--- BEGIN THE DATA ---

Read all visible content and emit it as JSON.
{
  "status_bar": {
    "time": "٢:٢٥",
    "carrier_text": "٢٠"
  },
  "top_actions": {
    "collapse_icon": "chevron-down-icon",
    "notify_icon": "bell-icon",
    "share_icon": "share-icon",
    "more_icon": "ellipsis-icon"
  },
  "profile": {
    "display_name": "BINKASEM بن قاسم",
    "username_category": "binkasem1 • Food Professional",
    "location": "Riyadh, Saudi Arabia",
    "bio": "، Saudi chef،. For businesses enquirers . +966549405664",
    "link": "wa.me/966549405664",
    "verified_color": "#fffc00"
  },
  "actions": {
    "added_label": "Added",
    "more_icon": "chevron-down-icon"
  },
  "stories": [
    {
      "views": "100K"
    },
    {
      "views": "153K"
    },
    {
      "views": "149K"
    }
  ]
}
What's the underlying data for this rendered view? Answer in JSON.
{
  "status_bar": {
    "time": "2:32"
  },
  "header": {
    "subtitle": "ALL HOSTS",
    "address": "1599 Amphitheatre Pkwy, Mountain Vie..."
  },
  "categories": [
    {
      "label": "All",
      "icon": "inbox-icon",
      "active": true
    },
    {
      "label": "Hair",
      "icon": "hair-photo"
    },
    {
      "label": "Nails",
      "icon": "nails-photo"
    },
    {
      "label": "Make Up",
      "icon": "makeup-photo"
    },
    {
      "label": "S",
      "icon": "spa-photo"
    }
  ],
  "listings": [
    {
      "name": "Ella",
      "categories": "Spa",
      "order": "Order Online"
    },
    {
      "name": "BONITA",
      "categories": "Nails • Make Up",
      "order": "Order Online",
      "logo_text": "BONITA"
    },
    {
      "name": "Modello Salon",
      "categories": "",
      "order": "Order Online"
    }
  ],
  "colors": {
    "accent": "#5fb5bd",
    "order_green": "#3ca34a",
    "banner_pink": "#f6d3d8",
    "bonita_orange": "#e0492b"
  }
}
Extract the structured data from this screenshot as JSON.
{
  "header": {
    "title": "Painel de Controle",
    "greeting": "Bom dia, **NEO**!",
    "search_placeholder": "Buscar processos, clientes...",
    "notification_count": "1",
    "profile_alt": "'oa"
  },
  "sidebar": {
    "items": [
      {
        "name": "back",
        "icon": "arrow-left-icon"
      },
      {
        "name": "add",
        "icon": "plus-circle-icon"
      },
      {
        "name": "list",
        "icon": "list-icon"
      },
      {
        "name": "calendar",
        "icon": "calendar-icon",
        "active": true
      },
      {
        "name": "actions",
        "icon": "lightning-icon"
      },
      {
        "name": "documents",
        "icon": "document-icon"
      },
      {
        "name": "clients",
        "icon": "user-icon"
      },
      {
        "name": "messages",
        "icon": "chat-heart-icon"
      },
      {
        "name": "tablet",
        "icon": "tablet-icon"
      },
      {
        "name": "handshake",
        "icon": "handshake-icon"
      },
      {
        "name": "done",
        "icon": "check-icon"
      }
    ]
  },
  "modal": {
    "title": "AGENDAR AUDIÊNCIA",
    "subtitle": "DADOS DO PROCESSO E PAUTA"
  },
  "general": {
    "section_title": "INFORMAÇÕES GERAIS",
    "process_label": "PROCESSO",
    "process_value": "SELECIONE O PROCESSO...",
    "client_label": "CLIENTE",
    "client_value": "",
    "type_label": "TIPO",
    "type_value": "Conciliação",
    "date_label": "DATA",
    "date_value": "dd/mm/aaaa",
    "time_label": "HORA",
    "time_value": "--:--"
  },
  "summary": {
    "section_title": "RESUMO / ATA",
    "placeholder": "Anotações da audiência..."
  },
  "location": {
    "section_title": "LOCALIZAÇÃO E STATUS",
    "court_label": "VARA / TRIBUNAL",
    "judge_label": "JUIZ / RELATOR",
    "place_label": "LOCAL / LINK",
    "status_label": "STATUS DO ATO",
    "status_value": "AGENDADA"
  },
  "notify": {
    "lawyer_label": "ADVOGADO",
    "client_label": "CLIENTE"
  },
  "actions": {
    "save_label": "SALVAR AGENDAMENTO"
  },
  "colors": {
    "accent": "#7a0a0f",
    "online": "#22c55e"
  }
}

--- END THE DATA ---

> WHAT YOU WILL DO: Go through the listing above and locate each line that holds the word "categories". Copy those lines.

> FINAL RESULT:
  "categories": [
      "categories": "Spa",
      "categories": "Nails • Make Up",
      "categories": "",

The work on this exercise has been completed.